§ WRITTEN REQUEST
Quote the records that follow in full and exactly; leave out the pictures.

(Extracts from a graphics dataset)
*****
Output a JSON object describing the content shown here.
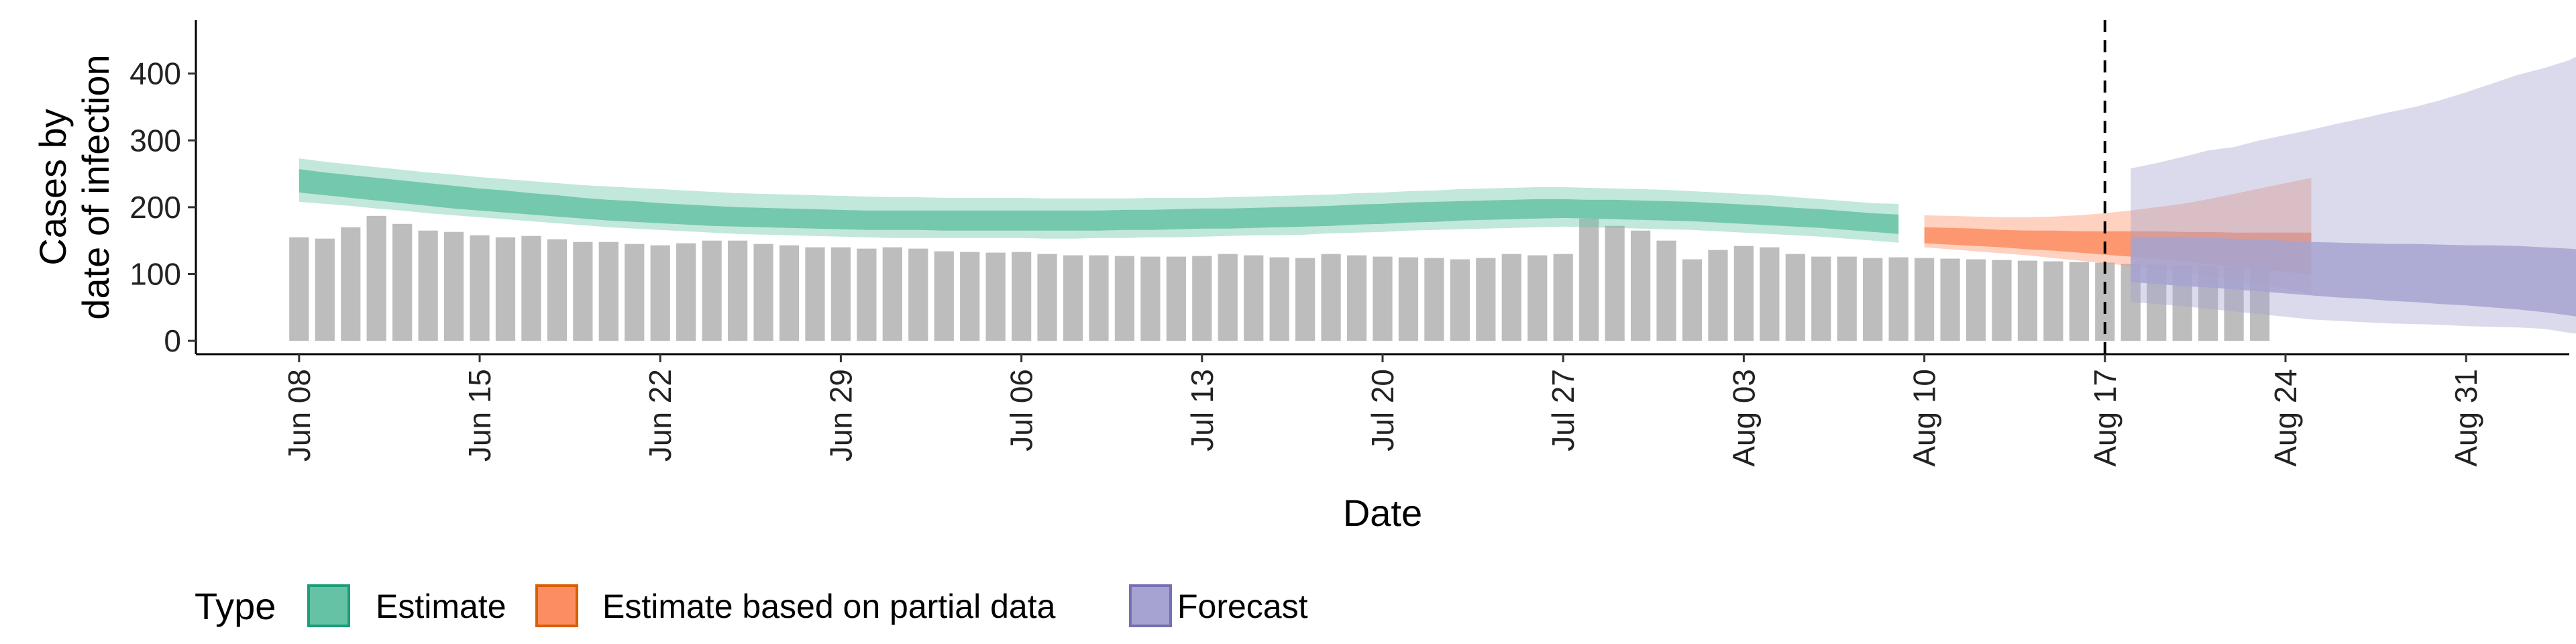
{
  "chart_data": {
    "type": "bar",
    "xlabel": "Date",
    "ylabel_lines": [
      "Cases by",
      "date of infection"
    ],
    "yticks": [
      0,
      100,
      200,
      300,
      400
    ],
    "ylim": [
      -20,
      480
    ],
    "xlim": [
      "2020-06-04",
      "2020-09-04"
    ],
    "xticks": [
      {
        "date": "2020-06-08",
        "label": "Jun 08"
      },
      {
        "date": "2020-06-15",
        "label": "Jun 15"
      },
      {
        "date": "2020-06-22",
        "label": "Jun 22"
      },
      {
        "date": "2020-06-29",
        "label": "Jun 29"
      },
      {
        "date": "2020-07-06",
        "label": "Jul 06"
      },
      {
        "date": "2020-07-13",
        "label": "Jul 13"
      },
      {
        "date": "2020-07-20",
        "label": "Jul 20"
      },
      {
        "date": "2020-07-27",
        "label": "Jul 27"
      },
      {
        "date": "2020-08-03",
        "label": "Aug 03"
      },
      {
        "date": "2020-08-10",
        "label": "Aug 10"
      },
      {
        "date": "2020-08-17",
        "label": "Aug 17"
      },
      {
        "date": "2020-08-24",
        "label": "Aug 24"
      },
      {
        "date": "2020-08-31",
        "label": "Aug 31"
      }
    ],
    "vline_date": "2020-08-17",
    "bars": {
      "start_date": "2020-06-08",
      "color": "#bdbdbd",
      "values": [
        155,
        153,
        170,
        187,
        175,
        165,
        163,
        158,
        155,
        157,
        152,
        148,
        148,
        145,
        143,
        146,
        150,
        150,
        145,
        143,
        140,
        140,
        138,
        140,
        138,
        134,
        133,
        132,
        133,
        130,
        128,
        128,
        127,
        126,
        126,
        127,
        130,
        128,
        125,
        124,
        130,
        128,
        126,
        125,
        124,
        122,
        124,
        130,
        128,
        130,
        183,
        172,
        165,
        150,
        122,
        136,
        142,
        140,
        130,
        126,
        126,
        124,
        125,
        124,
        123,
        122,
        121,
        120,
        119,
        118,
        117,
        115,
        114,
        113,
        112,
        111,
        115
      ]
    },
    "series": [
      {
        "name": "Estimate",
        "color": "#1b9e77",
        "fill": "#66c2a5",
        "start_date": "2020-06-08",
        "outer_upper": [
          273,
          268,
          264,
          260,
          256,
          252,
          249,
          245,
          242,
          239,
          236,
          233,
          231,
          229,
          227,
          225,
          223,
          221,
          220,
          219,
          218,
          217,
          216,
          215,
          215,
          214,
          214,
          214,
          214,
          213,
          213,
          213,
          213,
          214,
          214,
          214,
          215,
          216,
          217,
          218,
          219,
          221,
          222,
          224,
          225,
          227,
          228,
          229,
          230,
          230,
          229,
          228,
          227,
          226,
          224,
          222,
          220,
          218,
          215,
          212,
          209,
          206,
          205
        ],
        "inner_upper": [
          257,
          252,
          248,
          244,
          240,
          236,
          232,
          228,
          225,
          221,
          218,
          214,
          211,
          209,
          206,
          204,
          202,
          200,
          199,
          198,
          197,
          196,
          195,
          195,
          195,
          195,
          195,
          195,
          195,
          195,
          195,
          195,
          196,
          196,
          197,
          198,
          198,
          199,
          200,
          201,
          202,
          204,
          205,
          207,
          208,
          209,
          210,
          211,
          212,
          212,
          211,
          211,
          210,
          209,
          208,
          206,
          204,
          202,
          199,
          197,
          194,
          191,
          189
        ],
        "inner_lower": [
          222,
          218,
          214,
          210,
          206,
          202,
          198,
          195,
          192,
          189,
          186,
          183,
          180,
          178,
          176,
          174,
          172,
          171,
          170,
          169,
          168,
          167,
          166,
          166,
          166,
          165,
          165,
          165,
          165,
          165,
          165,
          165,
          166,
          166,
          167,
          168,
          168,
          169,
          170,
          171,
          172,
          174,
          175,
          177,
          178,
          180,
          181,
          182,
          183,
          184,
          183,
          182,
          181,
          180,
          179,
          177,
          175,
          173,
          171,
          169,
          166,
          163,
          160
        ],
        "outer_lower": [
          208,
          205,
          202,
          198,
          195,
          191,
          188,
          185,
          182,
          179,
          176,
          173,
          170,
          168,
          166,
          164,
          162,
          160,
          159,
          158,
          157,
          156,
          155,
          154,
          154,
          154,
          154,
          154,
          154,
          153,
          153,
          154,
          154,
          155,
          155,
          156,
          157,
          158,
          158,
          159,
          161,
          162,
          163,
          165,
          166,
          167,
          168,
          169,
          170,
          171,
          170,
          169,
          168,
          167,
          166,
          164,
          162,
          160,
          158,
          156,
          153,
          150,
          147
        ]
      },
      {
        "name": "Estimate based on partial data",
        "color": "#d95f02",
        "fill": "#fc8d62",
        "start_date": "2020-08-10",
        "outer_upper": [
          188,
          187,
          186,
          185,
          185,
          186,
          188,
          191,
          195,
          200,
          205,
          212,
          220,
          228,
          236,
          244
        ],
        "inner_upper": [
          170,
          169,
          168,
          166,
          165,
          165,
          164,
          164,
          164,
          164,
          163,
          163,
          162,
          162,
          162,
          162
        ],
        "inner_lower": [
          146,
          144,
          142,
          140,
          137,
          135,
          132,
          129,
          126,
          123,
          119,
          115,
          111,
          107,
          103,
          99
        ],
        "outer_lower": [
          140,
          137,
          134,
          131,
          128,
          124,
          120,
          116,
          112,
          107,
          102,
          97,
          92,
          85,
          78,
          70
        ]
      },
      {
        "name": "Forecast",
        "color": "#7570b3",
        "fill": "#a6a3d0",
        "start_date": "2020-08-18",
        "outer_upper": [
          258,
          266,
          275,
          285,
          290,
          300,
          308,
          316,
          325,
          333,
          342,
          350,
          360,
          372,
          385,
          398,
          408,
          420,
          440,
          457
        ],
        "inner_upper": [
          155,
          155,
          156,
          154,
          153,
          151,
          150,
          148,
          147,
          146,
          145,
          145,
          144,
          143,
          143,
          142,
          140,
          138,
          135,
          130
        ],
        "inner_lower": [
          88,
          85,
          82,
          80,
          77,
          74,
          71,
          68,
          65,
          63,
          60,
          58,
          55,
          53,
          50,
          47,
          43,
          38,
          32,
          25
        ],
        "outer_lower": [
          58,
          55,
          52,
          48,
          44,
          40,
          36,
          32,
          30,
          28,
          26,
          25,
          24,
          22,
          21,
          20,
          18,
          12,
          8,
          5
        ]
      }
    ],
    "legend": {
      "title": "Type",
      "position": "bottom",
      "items": [
        {
          "label": "Estimate",
          "fill": "#66c2a5",
          "stroke": "#1b9e77"
        },
        {
          "label": "Estimate based on partial data",
          "fill": "#fc8d62",
          "stroke": "#d95f02"
        },
        {
          "label": "Forecast",
          "fill": "#a6a3d0",
          "stroke": "#7570b3"
        }
      ]
    }
  }
}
*****
§ EXERCISE SOLUTION
Output a JSON object describing the content shown here.
{
  "chart_data": {
    "type": "bar",
    "xlabel": "Date",
    "ylabel_lines": [
      "Cases by",
      "date of infection"
    ],
    "yticks": [
      0,
      100,
      200,
      300,
      400
    ],
    "ylim": [
      -20,
      480
    ],
    "xlim": [
      "2020-06-04",
      "2020-09-04"
    ],
    "xticks": [
      {
        "date": "2020-06-08",
        "label": "Jun 08"
      },
      {
        "date": "2020-06-15",
        "label": "Jun 15"
      },
      {
        "date": "2020-06-22",
        "label": "Jun 22"
      },
      {
        "date": "2020-06-29",
        "label": "Jun 29"
      },
      {
        "date": "2020-07-06",
        "label": "Jul 06"
      },
      {
        "date": "2020-07-13",
        "label": "Jul 13"
      },
      {
        "date": "2020-07-20",
        "label": "Jul 20"
      },
      {
        "date": "2020-07-27",
        "label": "Jul 27"
      },
      {
        "date": "2020-08-03",
        "label": "Aug 03"
      },
      {
        "date": "2020-08-10",
        "label": "Aug 10"
      },
      {
        "date": "2020-08-17",
        "label": "Aug 17"
      },
      {
        "date": "2020-08-24",
        "label": "Aug 24"
      },
      {
        "date": "2020-08-31",
        "label": "Aug 31"
      }
    ],
    "vline_date": "2020-08-17",
    "bars": {
      "start_date": "2020-06-08",
      "color": "#bdbdbd",
      "values": [
        155,
        153,
        170,
        187,
        175,
        165,
        163,
        158,
        155,
        157,
        152,
        148,
        148,
        145,
        143,
        146,
        150,
        150,
        145,
        143,
        140,
        140,
        138,
        140,
        138,
        134,
        133,
        132,
        133,
        130,
        128,
        128,
        127,
        126,
        126,
        127,
        130,
        128,
        125,
        124,
        130,
        128,
        126,
        125,
        124,
        122,
        124,
        130,
        128,
        130,
        183,
        172,
        165,
        150,
        122,
        136,
        142,
        140,
        130,
        126,
        126,
        124,
        125,
        124,
        123,
        122,
        121,
        120,
        119,
        118,
        117,
        115,
        114,
        113,
        112,
        111,
        115
      ]
    },
    "series": [
      {
        "name": "Estimate",
        "color": "#1b9e77",
        "fill": "#66c2a5",
        "start_date": "2020-06-08",
        "outer_upper": [
          273,
          268,
          264,
          260,
          256,
          252,
          249,
          245,
          242,
          239,
          236,
          233,
          231,
          229,
          227,
          225,
          223,
          221,
          220,
          219,
          218,
          217,
          216,
          215,
          215,
          214,
          214,
          214,
          214,
          213,
          213,
          213,
          213,
          214,
          214,
          214,
          215,
          216,
          217,
          218,
          219,
          221,
          222,
          224,
          225,
          227,
          228,
          229,
          230,
          230,
          229,
          228,
          227,
          226,
          224,
          222,
          220,
          218,
          215,
          212,
          209,
          206,
          205
        ],
        "inner_upper": [
          257,
          252,
          248,
          244,
          240,
          236,
          232,
          228,
          225,
          221,
          218,
          214,
          211,
          209,
          206,
          204,
          202,
          200,
          199,
          198,
          197,
          196,
          195,
          195,
          195,
          195,
          195,
          195,
          195,
          195,
          195,
          195,
          196,
          196,
          197,
          198,
          198,
          199,
          200,
          201,
          202,
          204,
          205,
          207,
          208,
          209,
          210,
          211,
          212,
          212,
          211,
          211,
          210,
          209,
          208,
          206,
          204,
          202,
          199,
          197,
          194,
          191,
          189
        ],
        "inner_lower": [
          222,
          218,
          214,
          210,
          206,
          202,
          198,
          195,
          192,
          189,
          186,
          183,
          180,
          178,
          176,
          174,
          172,
          171,
          170,
          169,
          168,
          167,
          166,
          166,
          166,
          165,
          165,
          165,
          165,
          165,
          165,
          165,
          166,
          166,
          167,
          168,
          168,
          169,
          170,
          171,
          172,
          174,
          175,
          177,
          178,
          180,
          181,
          182,
          183,
          184,
          183,
          182,
          181,
          180,
          179,
          177,
          175,
          173,
          171,
          169,
          166,
          163,
          160
        ],
        "outer_lower": [
          208,
          205,
          202,
          198,
          195,
          191,
          188,
          185,
          182,
          179,
          176,
          173,
          170,
          168,
          166,
          164,
          162,
          160,
          159,
          158,
          157,
          156,
          155,
          154,
          154,
          154,
          154,
          154,
          154,
          153,
          153,
          154,
          154,
          155,
          155,
          156,
          157,
          158,
          158,
          159,
          161,
          162,
          163,
          165,
          166,
          167,
          168,
          169,
          170,
          171,
          170,
          169,
          168,
          167,
          166,
          164,
          162,
          160,
          158,
          156,
          153,
          150,
          147
        ]
      },
      {
        "name": "Estimate based on partial data",
        "color": "#d95f02",
        "fill": "#fc8d62",
        "start_date": "2020-08-10",
        "outer_upper": [
          188,
          187,
          186,
          185,
          185,
          186,
          188,
          191,
          195,
          200,
          205,
          212,
          220,
          228,
          236,
          244
        ],
        "inner_upper": [
          170,
          169,
          168,
          166,
          165,
          165,
          164,
          164,
          164,
          164,
          163,
          163,
          162,
          162,
          162,
          162
        ],
        "inner_lower": [
          146,
          144,
          142,
          140,
          137,
          135,
          132,
          129,
          126,
          123,
          119,
          115,
          111,
          107,
          103,
          99
        ],
        "outer_lower": [
          140,
          137,
          134,
          131,
          128,
          124,
          120,
          116,
          112,
          107,
          102,
          97,
          92,
          85,
          78,
          70
        ]
      },
      {
        "name": "Forecast",
        "color": "#7570b3",
        "fill": "#a6a3d0",
        "start_date": "2020-08-18",
        "outer_upper": [
          258,
          266,
          275,
          285,
          290,
          300,
          308,
          316,
          325,
          333,
          342,
          350,
          360,
          372,
          385,
          398,
          408,
          420,
          440,
          457
        ],
        "inner_upper": [
          155,
          155,
          156,
          154,
          153,
          151,
          150,
          148,
          147,
          146,
          145,
          145,
          144,
          143,
          143,
          142,
          140,
          138,
          135,
          130
        ],
        "inner_lower": [
          88,
          85,
          82,
          80,
          77,
          74,
          71,
          68,
          65,
          63,
          60,
          58,
          55,
          53,
          50,
          47,
          43,
          38,
          32,
          25
        ],
        "outer_lower": [
          58,
          55,
          52,
          48,
          44,
          40,
          36,
          32,
          30,
          28,
          26,
          25,
          24,
          22,
          21,
          20,
          18,
          12,
          8,
          5
        ]
      }
    ],
    "legend": {
      "title": "Type",
      "position": "bottom",
      "items": [
        {
          "label": "Estimate",
          "fill": "#66c2a5",
          "stroke": "#1b9e77"
        },
        {
          "label": "Estimate based on partial data",
          "fill": "#fc8d62",
          "stroke": "#d95f02"
        },
        {
          "label": "Forecast",
          "fill": "#a6a3d0",
          "stroke": "#7570b3"
        }
      ]
    }
  }
}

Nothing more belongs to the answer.